** Start of TASK MATERIAL **

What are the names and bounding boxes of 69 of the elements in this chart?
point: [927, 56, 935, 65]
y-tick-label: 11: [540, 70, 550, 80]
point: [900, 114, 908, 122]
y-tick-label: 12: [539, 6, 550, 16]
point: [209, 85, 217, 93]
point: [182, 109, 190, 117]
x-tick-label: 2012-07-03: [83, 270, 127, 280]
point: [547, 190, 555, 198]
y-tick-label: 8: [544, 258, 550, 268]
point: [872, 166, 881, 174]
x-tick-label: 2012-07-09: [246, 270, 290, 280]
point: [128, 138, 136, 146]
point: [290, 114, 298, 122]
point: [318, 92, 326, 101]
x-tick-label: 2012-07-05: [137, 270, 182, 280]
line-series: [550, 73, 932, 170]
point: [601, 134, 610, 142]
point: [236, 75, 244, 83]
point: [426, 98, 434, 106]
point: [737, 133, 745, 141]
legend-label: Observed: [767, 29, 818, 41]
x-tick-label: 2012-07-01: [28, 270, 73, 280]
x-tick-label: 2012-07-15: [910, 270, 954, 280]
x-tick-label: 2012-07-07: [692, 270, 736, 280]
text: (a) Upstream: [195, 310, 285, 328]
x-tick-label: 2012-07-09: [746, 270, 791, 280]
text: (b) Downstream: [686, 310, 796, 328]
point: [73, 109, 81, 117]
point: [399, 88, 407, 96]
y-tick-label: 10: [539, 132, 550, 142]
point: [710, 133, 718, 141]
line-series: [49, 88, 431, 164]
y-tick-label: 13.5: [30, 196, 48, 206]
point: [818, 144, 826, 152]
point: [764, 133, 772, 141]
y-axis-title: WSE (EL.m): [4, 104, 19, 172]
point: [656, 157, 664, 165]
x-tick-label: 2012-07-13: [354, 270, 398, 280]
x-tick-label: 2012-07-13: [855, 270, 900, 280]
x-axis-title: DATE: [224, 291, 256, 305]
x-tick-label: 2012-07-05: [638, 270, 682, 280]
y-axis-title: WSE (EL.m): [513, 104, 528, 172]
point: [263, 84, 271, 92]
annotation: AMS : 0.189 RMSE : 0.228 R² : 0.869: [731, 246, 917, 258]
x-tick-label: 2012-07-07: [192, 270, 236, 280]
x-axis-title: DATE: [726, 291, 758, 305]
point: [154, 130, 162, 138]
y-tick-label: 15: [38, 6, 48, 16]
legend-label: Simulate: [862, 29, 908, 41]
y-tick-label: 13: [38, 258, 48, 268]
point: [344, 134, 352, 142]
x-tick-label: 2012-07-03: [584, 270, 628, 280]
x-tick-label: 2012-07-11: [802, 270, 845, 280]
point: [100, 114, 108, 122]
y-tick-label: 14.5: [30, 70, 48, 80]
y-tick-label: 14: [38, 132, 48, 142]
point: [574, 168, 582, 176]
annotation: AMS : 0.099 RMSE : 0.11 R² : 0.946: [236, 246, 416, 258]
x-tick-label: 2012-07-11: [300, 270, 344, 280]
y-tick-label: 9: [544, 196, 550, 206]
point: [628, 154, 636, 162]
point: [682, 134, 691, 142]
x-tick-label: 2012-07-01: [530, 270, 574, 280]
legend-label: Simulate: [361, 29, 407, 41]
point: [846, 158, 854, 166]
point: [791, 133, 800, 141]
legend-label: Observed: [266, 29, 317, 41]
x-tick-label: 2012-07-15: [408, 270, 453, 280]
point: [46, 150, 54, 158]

** End of TASK MATERIAL **

▸ **WHAT TO DO**
Echo every line of the data above without changing anything.

▸ **RESPONSE BELOW**
What are the names and bounding boxes of 69 of the elements in this chart?
point: [927, 56, 935, 65]
y-tick-label: 11: [540, 70, 550, 80]
point: [900, 114, 908, 122]
y-tick-label: 12: [539, 6, 550, 16]
point: [209, 85, 217, 93]
point: [182, 109, 190, 117]
x-tick-label: 2012-07-03: [83, 270, 127, 280]
point: [547, 190, 555, 198]
y-tick-label: 8: [544, 258, 550, 268]
point: [872, 166, 881, 174]
x-tick-label: 2012-07-09: [246, 270, 290, 280]
point: [128, 138, 136, 146]
point: [290, 114, 298, 122]
point: [318, 92, 326, 101]
x-tick-label: 2012-07-05: [137, 270, 182, 280]
line-series: [550, 73, 932, 170]
point: [601, 134, 610, 142]
point: [236, 75, 244, 83]
point: [426, 98, 434, 106]
point: [737, 133, 745, 141]
legend-label: Observed: [767, 29, 818, 41]
x-tick-label: 2012-07-01: [28, 270, 73, 280]
x-tick-label: 2012-07-15: [910, 270, 954, 280]
x-tick-label: 2012-07-07: [692, 270, 736, 280]
text: (a) Upstream: [195, 310, 285, 328]
x-tick-label: 2012-07-09: [746, 270, 791, 280]
text: (b) Downstream: [686, 310, 796, 328]
point: [73, 109, 81, 117]
point: [399, 88, 407, 96]
y-tick-label: 10: [539, 132, 550, 142]
point: [710, 133, 718, 141]
line-series: [49, 88, 431, 164]
y-tick-label: 13.5: [30, 196, 48, 206]
point: [818, 144, 826, 152]
point: [764, 133, 772, 141]
y-axis-title: WSE (EL.m): [4, 104, 19, 172]
point: [656, 157, 664, 165]
x-tick-label: 2012-07-13: [354, 270, 398, 280]
x-tick-label: 2012-07-13: [855, 270, 900, 280]
x-axis-title: DATE: [224, 291, 256, 305]
x-tick-label: 2012-07-05: [638, 270, 682, 280]
y-axis-title: WSE (EL.m): [513, 104, 528, 172]
point: [263, 84, 271, 92]
annotation: AMS : 0.189 RMSE : 0.228 R² : 0.869: [731, 246, 917, 258]
x-tick-label: 2012-07-07: [192, 270, 236, 280]
x-axis-title: DATE: [726, 291, 758, 305]
point: [154, 130, 162, 138]
y-tick-label: 15: [38, 6, 48, 16]
legend-label: Simulate: [862, 29, 908, 41]
y-tick-label: 13: [38, 258, 48, 268]
point: [344, 134, 352, 142]
x-tick-label: 2012-07-03: [584, 270, 628, 280]
x-tick-label: 2012-07-11: [802, 270, 845, 280]
point: [100, 114, 108, 122]
y-tick-label: 14.5: [30, 70, 48, 80]
y-tick-label: 14: [38, 132, 48, 142]
point: [574, 168, 582, 176]
annotation: AMS : 0.099 RMSE : 0.11 R² : 0.946: [236, 246, 416, 258]
x-tick-label: 2012-07-11: [300, 270, 344, 280]
y-tick-label: 9: [544, 196, 550, 206]
point: [628, 154, 636, 162]
point: [682, 134, 691, 142]
x-tick-label: 2012-07-01: [530, 270, 574, 280]
legend-label: Simulate: [361, 29, 407, 41]
point: [846, 158, 854, 166]
point: [791, 133, 800, 141]
legend-label: Observed: [266, 29, 317, 41]
x-tick-label: 2012-07-15: [408, 270, 453, 280]
point: [46, 150, 54, 158]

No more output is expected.